> **TASK DETAILS**
From the listing below, extract each line containing the string "series".

Start RECORDS

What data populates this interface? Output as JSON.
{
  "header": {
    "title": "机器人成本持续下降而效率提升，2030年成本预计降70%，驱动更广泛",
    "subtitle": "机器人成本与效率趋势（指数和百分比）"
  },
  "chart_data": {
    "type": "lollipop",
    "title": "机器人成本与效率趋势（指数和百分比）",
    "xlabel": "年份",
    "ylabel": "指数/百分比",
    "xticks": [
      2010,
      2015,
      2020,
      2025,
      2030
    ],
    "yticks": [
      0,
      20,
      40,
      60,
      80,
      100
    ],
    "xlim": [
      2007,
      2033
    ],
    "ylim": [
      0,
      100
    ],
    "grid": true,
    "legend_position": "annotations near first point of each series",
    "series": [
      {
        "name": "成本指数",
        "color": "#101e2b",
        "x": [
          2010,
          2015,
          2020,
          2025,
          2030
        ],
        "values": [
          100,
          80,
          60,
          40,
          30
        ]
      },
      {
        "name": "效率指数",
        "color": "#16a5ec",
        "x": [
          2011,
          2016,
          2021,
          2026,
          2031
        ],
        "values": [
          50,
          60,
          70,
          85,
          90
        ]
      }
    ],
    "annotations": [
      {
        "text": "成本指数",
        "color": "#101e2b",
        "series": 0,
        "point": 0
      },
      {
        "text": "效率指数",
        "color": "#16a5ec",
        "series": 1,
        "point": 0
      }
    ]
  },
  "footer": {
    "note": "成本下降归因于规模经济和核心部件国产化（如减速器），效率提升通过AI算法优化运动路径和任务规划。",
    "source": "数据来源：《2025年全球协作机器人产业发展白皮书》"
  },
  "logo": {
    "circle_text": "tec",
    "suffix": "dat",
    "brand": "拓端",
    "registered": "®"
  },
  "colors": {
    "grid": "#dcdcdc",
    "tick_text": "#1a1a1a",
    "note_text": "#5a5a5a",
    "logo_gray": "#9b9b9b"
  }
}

End RECORDS

> **RESPONSE TO THE TASK**
    "legend_position": "annotations near first point of each series",
    "series": [
        "series": 0,
        "series": 1,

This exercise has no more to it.